------ Trecho fornecido ------

A importância de proteger a Floresta Amazônica
Enviada em 14/09/2019
“Somente quando for cortada a última árvore, poluído o último rio, pescado o último peixe, é que o homem vai perceber que não pode comer dinheiro!”. Essa frase foi escrita por um índio norte-americano em uma carta para um ex-presidente americano que desejava comprar terras indígenas. Ela evidencia bem o quanto o ser humano está importando-se com o meio ambiente e o quanto as ações dele são irreversíveis.
Desde o processo de colonização do Brasil, no século XVI, as florestas tem sido exploradas, visando, primordialmente, o enriquecimento da metrópole, de modo a extinguir grande parte da Mata Atlântica do país. O mesmo poderá acontecer com a Floresta Amazônica, que nos dias atuais, está correndo risco sendo essa, cenário de intensa ação antrópica para a sustentação do setor primário da economia nacional e global, haja vista, sua grande biodiversidade e oferta de recursos naturais.

------

● Problema a resolver:
Você pode prolongar o texto sobre a proteção da Floresta Amazônica, começando logo após a última frase apresentada? A listagem abaixo provém de outra fonte.

------ Material fornecido ------

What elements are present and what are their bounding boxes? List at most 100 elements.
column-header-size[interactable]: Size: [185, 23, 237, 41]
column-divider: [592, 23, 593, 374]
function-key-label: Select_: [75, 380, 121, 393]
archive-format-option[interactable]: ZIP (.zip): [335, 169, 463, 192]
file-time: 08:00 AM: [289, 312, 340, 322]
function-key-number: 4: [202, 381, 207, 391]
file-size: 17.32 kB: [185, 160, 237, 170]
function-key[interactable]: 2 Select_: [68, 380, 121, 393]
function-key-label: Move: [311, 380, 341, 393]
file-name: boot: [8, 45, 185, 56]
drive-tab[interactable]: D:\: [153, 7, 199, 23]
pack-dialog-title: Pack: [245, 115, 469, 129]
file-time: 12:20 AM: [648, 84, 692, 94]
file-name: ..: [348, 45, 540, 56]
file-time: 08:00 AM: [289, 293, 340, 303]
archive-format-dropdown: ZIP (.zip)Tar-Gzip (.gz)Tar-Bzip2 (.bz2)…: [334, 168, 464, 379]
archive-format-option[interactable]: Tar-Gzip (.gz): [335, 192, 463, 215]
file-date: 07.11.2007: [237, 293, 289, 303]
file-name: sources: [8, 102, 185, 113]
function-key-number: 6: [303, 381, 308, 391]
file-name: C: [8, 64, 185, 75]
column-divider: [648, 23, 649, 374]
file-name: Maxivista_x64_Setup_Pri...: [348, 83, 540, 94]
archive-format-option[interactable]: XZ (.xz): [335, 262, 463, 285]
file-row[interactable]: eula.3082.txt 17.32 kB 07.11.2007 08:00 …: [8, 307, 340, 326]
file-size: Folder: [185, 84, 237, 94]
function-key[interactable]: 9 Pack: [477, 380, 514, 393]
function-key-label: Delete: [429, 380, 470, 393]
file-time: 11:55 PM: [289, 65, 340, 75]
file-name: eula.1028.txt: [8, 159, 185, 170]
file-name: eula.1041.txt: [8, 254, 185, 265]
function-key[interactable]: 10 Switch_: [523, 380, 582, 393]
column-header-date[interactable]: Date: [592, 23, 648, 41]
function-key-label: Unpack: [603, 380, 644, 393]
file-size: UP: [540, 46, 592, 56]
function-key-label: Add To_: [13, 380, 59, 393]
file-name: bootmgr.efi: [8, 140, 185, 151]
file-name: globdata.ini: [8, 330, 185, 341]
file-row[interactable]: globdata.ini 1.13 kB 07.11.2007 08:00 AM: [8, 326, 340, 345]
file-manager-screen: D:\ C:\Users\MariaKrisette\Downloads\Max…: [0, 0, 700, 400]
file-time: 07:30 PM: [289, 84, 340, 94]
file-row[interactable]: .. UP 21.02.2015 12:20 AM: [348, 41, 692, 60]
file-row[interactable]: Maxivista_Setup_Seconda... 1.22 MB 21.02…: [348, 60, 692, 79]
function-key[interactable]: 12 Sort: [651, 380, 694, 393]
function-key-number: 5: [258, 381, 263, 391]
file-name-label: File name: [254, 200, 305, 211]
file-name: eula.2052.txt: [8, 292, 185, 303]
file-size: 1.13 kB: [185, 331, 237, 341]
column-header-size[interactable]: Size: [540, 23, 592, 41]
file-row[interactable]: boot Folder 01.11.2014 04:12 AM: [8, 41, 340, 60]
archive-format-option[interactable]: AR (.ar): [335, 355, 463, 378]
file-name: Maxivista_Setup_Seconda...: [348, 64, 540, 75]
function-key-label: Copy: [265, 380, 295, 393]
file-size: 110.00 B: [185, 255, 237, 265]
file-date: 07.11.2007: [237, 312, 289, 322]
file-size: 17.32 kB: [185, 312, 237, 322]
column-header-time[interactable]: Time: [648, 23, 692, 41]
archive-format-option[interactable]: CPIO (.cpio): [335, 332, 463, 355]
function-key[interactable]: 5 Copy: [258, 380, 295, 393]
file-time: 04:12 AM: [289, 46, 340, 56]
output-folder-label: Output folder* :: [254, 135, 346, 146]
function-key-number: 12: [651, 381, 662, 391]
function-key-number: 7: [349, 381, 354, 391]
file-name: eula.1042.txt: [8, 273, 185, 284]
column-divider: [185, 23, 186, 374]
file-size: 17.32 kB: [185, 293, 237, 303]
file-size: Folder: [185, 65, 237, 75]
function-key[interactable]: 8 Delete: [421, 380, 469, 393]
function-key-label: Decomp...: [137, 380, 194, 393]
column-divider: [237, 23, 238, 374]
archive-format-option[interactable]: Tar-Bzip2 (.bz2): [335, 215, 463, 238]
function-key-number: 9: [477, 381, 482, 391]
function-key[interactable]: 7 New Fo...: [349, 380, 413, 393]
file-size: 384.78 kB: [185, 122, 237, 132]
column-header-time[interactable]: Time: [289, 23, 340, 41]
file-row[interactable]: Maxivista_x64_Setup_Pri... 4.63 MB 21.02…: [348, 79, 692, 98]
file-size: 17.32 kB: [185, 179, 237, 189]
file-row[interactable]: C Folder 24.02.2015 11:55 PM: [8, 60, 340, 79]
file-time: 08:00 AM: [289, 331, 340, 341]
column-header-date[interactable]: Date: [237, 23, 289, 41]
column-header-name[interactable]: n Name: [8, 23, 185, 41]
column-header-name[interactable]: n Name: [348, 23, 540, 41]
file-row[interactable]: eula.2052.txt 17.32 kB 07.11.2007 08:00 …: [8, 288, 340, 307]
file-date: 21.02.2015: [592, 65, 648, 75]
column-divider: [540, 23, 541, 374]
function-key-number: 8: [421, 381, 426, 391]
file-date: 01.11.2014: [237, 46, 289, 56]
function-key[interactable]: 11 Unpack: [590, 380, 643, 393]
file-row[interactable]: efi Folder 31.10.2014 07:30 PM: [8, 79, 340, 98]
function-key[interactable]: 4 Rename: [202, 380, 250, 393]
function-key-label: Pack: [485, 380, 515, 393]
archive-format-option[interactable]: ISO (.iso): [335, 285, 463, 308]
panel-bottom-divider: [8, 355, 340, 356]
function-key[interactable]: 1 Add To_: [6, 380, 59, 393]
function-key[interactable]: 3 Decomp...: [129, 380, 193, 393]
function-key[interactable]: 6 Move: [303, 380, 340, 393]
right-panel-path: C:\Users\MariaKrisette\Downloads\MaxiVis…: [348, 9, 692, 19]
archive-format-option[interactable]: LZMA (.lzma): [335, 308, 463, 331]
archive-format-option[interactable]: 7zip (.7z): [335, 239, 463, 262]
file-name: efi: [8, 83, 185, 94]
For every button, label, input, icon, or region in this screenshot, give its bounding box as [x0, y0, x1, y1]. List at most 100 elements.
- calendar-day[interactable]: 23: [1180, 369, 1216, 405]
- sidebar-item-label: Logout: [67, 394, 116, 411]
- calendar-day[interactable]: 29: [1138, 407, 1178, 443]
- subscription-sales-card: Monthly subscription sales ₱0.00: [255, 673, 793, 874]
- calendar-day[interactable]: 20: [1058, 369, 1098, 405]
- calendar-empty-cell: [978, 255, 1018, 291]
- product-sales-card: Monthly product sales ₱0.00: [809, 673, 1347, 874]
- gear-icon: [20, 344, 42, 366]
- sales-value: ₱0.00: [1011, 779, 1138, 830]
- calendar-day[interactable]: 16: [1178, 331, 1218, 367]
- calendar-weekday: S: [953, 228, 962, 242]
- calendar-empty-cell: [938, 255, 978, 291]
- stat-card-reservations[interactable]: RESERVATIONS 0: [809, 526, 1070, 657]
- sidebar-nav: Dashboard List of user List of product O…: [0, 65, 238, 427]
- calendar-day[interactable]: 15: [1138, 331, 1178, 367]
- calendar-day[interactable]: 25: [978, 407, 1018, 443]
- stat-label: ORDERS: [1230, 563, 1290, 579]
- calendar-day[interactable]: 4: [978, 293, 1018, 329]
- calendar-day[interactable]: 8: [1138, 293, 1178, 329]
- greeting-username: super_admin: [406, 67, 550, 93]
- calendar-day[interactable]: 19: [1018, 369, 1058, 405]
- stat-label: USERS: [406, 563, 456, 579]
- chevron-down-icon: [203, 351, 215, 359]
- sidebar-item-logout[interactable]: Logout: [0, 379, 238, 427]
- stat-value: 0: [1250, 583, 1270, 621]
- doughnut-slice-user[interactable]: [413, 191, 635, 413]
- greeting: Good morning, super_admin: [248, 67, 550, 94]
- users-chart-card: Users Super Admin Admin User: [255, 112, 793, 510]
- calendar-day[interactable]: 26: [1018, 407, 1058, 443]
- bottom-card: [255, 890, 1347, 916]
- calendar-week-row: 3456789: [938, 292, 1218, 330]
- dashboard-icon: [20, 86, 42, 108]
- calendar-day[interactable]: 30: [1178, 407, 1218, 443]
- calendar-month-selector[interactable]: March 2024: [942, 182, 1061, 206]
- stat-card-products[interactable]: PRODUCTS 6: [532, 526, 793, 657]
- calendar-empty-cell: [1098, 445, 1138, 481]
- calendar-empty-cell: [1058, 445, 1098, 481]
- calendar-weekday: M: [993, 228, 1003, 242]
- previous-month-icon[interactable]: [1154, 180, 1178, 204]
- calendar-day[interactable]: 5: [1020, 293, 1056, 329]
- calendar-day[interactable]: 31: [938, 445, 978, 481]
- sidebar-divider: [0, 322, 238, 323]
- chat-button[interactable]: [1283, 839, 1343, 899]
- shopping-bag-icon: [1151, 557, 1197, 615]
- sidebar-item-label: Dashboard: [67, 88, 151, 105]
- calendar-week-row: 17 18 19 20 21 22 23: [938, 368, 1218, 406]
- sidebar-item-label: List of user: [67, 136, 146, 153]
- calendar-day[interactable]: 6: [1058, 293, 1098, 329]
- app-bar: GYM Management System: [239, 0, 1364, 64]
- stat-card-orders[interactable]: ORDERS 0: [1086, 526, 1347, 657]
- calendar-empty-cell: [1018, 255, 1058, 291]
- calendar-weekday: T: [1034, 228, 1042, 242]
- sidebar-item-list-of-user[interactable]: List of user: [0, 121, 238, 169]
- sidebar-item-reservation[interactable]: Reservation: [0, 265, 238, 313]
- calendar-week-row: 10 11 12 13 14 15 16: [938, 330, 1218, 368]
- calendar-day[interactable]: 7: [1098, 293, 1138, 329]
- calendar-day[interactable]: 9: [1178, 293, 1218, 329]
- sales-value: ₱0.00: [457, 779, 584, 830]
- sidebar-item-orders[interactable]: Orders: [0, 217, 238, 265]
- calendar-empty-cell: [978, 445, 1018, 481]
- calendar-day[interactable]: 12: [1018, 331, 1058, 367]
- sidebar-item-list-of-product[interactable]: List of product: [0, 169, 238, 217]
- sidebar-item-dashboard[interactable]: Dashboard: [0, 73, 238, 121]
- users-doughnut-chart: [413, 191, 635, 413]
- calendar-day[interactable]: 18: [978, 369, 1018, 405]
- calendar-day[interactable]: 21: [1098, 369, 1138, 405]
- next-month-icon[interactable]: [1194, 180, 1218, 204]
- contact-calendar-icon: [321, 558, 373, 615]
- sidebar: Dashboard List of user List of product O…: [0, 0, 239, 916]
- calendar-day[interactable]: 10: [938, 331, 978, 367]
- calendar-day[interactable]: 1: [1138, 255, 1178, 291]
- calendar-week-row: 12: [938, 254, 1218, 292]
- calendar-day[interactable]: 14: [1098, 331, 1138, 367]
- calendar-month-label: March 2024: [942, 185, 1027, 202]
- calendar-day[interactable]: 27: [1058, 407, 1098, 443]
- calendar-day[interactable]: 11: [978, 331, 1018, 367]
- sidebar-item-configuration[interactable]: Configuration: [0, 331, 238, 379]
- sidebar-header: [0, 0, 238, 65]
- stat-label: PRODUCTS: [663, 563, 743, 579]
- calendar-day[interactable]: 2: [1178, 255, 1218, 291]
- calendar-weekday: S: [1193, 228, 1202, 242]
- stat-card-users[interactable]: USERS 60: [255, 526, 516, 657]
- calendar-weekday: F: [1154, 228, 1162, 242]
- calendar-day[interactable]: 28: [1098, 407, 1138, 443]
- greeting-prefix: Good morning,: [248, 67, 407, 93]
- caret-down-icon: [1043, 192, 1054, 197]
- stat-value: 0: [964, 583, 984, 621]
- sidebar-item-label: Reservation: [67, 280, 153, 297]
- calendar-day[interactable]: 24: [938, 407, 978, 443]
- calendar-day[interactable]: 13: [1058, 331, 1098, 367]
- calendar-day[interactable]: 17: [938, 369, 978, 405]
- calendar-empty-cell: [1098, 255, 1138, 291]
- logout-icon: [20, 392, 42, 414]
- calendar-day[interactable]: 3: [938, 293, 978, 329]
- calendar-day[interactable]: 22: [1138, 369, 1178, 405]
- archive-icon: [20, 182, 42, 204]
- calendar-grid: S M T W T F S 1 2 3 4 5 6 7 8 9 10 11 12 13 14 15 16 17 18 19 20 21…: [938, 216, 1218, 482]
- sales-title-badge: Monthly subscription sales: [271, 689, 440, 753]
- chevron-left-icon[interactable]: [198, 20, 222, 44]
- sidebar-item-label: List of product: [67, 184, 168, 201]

------

● Resposta ao problema:
À medida que a floresta é queimada ou retirada, o processo de aquecimento global é intensificado. As árvores desempenham um papel-chave na redução dos níveis de poluição, sendo responsável ela regulação do ciclo hidrológico e do carbono em todo Brasil. Além disso, a fragmentação, traz prejuízos significativos e incalculável a fauna e populações, não apenas locais, como vimos recentemente a nuvem de escureceu São Paulo em plena tarde, nuvens essas, trazida da região amazônica devidos as queimadas desenfreadas e irracionais.
As medidas implementadas entre 2005 e 2012 derrubaram as taxas de desmatamento na região em cerca de 70% e indicam quais são os elementos necessários para atingir o desmatamento zero. Entre eles estão os acordos pelo fim do desmatamento pela agropecuária, o aumento da eficiência da pecuária nas áreas já abertas, a criação de áreas protegidas (Unidades de Conservação e terras indígenas) e o cumprimento do Código Florestal. Tais políticas, se aplicadas não somente à Amazônia, mas também a outros biomas, seriam capazes de, antes de 2030, zerar o desmatamento no país. Nesse sentido, essa problemática constitui um desafio a ser superado não somente pelo poder público, mas por toda a sociedade.